* THE PROBLEM
Report each line below that carries the word "Ayuntamiento".

Recorded data:
^^^^^^^^

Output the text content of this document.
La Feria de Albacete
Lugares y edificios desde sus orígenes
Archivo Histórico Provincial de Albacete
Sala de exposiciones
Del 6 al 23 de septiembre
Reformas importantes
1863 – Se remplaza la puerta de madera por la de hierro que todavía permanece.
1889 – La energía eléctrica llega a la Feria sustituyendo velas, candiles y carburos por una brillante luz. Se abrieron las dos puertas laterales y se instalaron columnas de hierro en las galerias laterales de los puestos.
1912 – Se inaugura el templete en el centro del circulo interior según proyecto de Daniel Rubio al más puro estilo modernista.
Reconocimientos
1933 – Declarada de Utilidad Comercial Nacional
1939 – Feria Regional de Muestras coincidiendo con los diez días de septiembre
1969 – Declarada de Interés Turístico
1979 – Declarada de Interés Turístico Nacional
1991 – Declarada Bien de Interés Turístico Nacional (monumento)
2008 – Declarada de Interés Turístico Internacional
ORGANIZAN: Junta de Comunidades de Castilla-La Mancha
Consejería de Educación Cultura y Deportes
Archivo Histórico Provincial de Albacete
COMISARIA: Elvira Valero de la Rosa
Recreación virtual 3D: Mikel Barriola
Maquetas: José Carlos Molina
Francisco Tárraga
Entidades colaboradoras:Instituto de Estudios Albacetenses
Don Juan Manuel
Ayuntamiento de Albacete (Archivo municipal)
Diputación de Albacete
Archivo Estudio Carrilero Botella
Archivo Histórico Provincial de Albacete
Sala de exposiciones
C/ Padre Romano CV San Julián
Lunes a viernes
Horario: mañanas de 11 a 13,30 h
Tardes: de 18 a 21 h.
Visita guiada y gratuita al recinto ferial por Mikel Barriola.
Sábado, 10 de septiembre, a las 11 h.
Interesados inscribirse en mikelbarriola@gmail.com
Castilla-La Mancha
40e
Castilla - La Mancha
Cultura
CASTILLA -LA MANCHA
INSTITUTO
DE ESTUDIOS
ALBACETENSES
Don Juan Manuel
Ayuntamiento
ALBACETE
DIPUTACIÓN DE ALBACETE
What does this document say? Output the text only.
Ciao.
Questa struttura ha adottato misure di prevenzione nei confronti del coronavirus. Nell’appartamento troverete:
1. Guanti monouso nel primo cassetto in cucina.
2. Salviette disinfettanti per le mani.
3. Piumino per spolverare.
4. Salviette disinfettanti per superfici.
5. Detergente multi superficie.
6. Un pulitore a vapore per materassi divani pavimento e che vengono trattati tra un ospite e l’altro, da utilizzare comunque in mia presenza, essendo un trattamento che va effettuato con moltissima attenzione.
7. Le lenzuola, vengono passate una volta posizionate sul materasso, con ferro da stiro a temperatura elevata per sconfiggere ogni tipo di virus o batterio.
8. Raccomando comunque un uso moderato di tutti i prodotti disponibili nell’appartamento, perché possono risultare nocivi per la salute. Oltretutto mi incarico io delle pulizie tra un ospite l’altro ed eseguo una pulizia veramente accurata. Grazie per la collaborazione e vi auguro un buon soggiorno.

^^^^^^^^

* ANSWER FOR THE TASK
Ayuntamiento de Albacete (Archivo municipal)
Ayuntamiento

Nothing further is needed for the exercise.